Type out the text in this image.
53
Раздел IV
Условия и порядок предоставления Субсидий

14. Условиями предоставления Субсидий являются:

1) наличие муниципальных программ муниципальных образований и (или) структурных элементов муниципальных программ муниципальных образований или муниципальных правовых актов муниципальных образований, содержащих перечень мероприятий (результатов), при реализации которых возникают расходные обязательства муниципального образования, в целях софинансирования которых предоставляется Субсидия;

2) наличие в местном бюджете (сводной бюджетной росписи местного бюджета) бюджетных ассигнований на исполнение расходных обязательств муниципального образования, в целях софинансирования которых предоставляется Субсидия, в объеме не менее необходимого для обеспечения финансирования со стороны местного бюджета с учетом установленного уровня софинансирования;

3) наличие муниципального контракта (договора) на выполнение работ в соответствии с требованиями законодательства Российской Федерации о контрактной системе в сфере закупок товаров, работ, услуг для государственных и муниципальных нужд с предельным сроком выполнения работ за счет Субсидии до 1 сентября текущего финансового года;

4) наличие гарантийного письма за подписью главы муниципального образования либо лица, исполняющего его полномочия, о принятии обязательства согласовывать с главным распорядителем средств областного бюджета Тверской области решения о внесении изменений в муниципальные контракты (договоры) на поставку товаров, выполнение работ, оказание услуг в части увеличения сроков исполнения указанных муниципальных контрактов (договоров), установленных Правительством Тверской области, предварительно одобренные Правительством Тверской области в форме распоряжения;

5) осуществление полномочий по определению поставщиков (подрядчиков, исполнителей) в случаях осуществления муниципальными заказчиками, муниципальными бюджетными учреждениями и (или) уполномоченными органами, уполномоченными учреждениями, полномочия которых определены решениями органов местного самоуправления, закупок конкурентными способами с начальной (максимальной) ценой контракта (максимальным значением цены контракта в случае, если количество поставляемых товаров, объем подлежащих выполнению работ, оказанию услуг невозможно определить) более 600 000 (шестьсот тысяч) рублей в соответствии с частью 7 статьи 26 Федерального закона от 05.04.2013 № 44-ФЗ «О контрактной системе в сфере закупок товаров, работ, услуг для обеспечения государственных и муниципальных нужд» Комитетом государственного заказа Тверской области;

→ Your goal
Write down every line of the data exactly as it appears above.

→ Full answer
Type out the text in this image.
53
Раздел IV
Условия и порядок предоставления Субсидий

14. Условиями предоставления Субсидий являются:

1) наличие муниципальных программ муниципальных образований и (или) структурных элементов муниципальных программ муниципальных образований или муниципальных правовых актов муниципальных образований, содержащих перечень мероприятий (результатов), при реализации которых возникают расходные обязательства муниципального образования, в целях софинансирования которых предоставляется Субсидия;

2) наличие в местном бюджете (сводной бюджетной росписи местного бюджета) бюджетных ассигнований на исполнение расходных обязательств муниципального образования, в целях софинансирования которых предоставляется Субсидия, в объеме не менее необходимого для обеспечения финансирования со стороны местного бюджета с учетом установленного уровня софинансирования;

3) наличие муниципального контракта (договора) на выполнение работ в соответствии с требованиями законодательства Российской Федерации о контрактной системе в сфере закупок товаров, работ, услуг для государственных и муниципальных нужд с предельным сроком выполнения работ за счет Субсидии до 1 сентября текущего финансового года;

4) наличие гарантийного письма за подписью главы муниципального образования либо лица, исполняющего его полномочия, о принятии обязательства согласовывать с главным распорядителем средств областного бюджета Тверской области решения о внесении изменений в муниципальные контракты (договоры) на поставку товаров, выполнение работ, оказание услуг в части увеличения сроков исполнения указанных муниципальных контрактов (договоров), установленных Правительством Тверской области, предварительно одобренные Правительством Тверской области в форме распоряжения;

5) осуществление полномочий по определению поставщиков (подрядчиков, исполнителей) в случаях осуществления муниципальными заказчиками, муниципальными бюджетными учреждениями и (или) уполномоченными органами, уполномоченными учреждениями, полномочия которых определены решениями органов местного самоуправления, закупок конкурентными способами с начальной (максимальной) ценой контракта (максимальным значением цены контракта в случае, если количество поставляемых товаров, объем подлежащих выполнению работ, оказанию услуг невозможно определить) более 600 000 (шестьсот тысяч) рублей в соответствии с частью 7 статьи 26 Федерального закона от 05.04.2013 № 44-ФЗ «О контрактной системе в сфере закупок товаров, работ, услуг для обеспечения государственных и муниципальных нужд» Комитетом государственного заказа Тверской области;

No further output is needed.